*Required work*: Records follow. Copy every line with "similarities".

*Stored records*:
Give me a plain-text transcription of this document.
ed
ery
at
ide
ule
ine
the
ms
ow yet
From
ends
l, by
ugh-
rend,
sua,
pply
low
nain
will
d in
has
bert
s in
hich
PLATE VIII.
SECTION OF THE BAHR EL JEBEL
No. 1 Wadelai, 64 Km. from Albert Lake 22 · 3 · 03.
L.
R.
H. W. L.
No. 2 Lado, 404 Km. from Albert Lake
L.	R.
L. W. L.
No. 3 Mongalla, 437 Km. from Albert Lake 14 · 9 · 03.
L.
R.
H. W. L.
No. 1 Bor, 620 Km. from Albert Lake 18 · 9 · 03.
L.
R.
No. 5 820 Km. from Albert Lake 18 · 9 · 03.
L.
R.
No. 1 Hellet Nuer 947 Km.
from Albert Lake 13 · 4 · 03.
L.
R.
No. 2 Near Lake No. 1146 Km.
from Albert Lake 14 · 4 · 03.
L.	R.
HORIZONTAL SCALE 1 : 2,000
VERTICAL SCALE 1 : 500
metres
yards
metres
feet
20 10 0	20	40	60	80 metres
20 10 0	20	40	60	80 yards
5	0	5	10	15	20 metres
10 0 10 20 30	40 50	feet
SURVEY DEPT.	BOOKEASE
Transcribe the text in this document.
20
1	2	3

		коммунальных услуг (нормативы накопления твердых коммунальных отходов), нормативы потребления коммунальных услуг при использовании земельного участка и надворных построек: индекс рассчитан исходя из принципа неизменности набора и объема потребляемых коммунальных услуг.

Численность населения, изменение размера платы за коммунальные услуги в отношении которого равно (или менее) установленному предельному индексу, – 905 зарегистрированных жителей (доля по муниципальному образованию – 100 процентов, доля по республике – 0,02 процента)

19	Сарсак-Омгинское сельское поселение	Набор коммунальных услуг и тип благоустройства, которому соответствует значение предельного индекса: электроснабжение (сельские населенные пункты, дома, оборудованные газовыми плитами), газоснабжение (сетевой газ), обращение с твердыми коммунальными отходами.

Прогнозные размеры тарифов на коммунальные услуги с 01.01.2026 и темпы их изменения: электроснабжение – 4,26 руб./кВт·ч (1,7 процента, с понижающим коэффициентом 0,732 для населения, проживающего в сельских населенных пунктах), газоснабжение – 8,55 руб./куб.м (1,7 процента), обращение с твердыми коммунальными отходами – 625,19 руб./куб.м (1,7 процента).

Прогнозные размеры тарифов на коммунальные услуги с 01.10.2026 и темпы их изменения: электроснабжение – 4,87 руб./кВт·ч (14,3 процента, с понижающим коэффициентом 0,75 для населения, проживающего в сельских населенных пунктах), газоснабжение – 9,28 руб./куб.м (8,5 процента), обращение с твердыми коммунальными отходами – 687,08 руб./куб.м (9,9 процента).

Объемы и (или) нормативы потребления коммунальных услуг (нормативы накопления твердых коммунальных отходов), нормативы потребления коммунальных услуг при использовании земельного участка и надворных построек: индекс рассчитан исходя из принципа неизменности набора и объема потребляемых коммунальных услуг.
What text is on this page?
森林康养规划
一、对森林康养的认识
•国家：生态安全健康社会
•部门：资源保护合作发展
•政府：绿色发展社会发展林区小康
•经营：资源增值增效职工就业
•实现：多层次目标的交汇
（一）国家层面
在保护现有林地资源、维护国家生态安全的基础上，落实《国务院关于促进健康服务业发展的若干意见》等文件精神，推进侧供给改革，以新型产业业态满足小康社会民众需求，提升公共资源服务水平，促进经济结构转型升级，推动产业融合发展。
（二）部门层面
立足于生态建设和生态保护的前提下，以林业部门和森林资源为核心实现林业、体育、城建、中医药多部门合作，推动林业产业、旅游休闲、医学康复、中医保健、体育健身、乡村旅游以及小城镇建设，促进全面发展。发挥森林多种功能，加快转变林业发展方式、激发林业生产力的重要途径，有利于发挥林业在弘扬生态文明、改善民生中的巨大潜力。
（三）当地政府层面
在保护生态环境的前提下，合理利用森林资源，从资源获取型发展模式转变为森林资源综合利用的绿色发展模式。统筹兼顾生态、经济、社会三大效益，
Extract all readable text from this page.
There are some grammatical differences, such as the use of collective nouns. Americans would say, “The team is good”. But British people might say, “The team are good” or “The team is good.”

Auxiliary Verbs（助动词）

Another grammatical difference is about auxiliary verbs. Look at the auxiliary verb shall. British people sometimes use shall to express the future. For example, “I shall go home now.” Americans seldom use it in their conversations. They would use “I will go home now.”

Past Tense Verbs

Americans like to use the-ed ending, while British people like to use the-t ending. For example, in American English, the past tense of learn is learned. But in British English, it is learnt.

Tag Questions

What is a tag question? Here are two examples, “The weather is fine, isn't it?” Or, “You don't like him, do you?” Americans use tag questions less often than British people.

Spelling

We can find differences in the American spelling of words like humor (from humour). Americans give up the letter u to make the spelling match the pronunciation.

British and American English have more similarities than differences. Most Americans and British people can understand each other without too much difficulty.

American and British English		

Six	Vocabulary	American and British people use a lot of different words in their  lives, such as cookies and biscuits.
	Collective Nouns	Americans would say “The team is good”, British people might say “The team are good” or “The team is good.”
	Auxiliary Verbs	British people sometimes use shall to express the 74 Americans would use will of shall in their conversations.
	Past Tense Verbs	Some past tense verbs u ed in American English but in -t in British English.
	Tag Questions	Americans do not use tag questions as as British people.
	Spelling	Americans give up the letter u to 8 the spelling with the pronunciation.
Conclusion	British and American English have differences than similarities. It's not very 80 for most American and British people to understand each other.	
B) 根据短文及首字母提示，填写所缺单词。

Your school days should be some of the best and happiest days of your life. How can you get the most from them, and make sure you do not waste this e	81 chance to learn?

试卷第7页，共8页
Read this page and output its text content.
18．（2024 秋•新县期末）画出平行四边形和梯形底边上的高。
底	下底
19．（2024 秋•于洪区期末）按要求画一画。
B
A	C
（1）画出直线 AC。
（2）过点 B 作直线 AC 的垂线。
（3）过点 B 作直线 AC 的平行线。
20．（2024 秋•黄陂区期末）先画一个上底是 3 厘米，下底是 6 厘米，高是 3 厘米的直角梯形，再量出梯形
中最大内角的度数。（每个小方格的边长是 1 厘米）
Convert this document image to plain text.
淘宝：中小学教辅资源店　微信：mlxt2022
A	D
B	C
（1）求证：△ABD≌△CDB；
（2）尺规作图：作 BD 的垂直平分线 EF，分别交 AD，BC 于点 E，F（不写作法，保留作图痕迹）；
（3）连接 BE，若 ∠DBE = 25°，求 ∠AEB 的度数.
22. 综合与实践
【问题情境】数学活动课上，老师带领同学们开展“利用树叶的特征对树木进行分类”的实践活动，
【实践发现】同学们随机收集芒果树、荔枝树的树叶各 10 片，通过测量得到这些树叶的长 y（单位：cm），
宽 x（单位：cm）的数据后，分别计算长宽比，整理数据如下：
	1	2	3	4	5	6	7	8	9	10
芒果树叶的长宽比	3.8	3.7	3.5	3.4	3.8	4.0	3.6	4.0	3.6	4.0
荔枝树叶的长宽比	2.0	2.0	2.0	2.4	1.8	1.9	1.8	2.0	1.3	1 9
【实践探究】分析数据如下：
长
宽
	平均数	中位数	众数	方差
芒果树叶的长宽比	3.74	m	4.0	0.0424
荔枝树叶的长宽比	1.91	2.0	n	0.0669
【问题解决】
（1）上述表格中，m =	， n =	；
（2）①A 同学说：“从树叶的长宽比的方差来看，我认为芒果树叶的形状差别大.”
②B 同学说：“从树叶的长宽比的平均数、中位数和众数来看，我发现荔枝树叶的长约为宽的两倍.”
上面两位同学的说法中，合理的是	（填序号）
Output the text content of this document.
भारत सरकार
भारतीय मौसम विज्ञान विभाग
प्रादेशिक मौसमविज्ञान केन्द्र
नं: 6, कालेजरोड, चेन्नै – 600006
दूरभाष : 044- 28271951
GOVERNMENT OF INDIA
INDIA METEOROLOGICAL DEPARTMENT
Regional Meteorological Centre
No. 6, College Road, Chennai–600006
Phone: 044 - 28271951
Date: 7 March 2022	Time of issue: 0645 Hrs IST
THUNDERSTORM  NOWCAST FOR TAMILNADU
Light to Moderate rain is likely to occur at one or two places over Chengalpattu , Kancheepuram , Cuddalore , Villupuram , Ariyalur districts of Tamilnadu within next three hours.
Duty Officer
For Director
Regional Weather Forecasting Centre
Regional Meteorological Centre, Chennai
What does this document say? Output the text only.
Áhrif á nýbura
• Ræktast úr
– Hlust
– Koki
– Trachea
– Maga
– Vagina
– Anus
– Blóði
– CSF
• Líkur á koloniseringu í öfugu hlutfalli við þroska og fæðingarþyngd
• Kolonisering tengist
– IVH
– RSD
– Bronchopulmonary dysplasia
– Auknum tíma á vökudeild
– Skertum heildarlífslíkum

*Written solution*:
British and American English have more similarities than differences. Most Americans and British people can understand each other without too much difficulty.
Conclusion	British and American English have differences than similarities. It's not very 80 for most American and British people to understand each other.	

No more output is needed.